§ **Problem requirements**
Output a single figure: the number of lines in which the word "services" appears.

§ **Dataset entries**
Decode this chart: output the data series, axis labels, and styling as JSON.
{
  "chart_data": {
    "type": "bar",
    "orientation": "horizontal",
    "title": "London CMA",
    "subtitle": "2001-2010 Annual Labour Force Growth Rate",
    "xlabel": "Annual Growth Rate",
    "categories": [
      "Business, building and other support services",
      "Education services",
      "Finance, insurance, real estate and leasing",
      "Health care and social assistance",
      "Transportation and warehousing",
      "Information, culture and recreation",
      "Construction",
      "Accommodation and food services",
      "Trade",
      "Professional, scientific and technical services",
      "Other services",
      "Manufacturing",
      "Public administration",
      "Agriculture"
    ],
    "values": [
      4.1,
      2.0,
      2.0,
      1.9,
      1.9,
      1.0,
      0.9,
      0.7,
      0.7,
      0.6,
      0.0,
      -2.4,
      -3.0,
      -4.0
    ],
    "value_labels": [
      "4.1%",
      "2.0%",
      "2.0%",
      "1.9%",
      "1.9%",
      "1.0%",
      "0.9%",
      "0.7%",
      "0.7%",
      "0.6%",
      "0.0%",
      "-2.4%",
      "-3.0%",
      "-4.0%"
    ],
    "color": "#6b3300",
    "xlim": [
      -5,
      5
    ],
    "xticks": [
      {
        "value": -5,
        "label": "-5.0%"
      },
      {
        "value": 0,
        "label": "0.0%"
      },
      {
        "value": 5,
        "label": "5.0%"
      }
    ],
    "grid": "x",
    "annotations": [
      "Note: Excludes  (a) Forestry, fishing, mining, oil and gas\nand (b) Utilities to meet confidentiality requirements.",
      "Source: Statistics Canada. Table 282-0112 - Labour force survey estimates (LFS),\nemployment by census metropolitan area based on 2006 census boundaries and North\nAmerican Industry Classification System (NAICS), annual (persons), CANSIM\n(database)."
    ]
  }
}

§ **Finished task**
5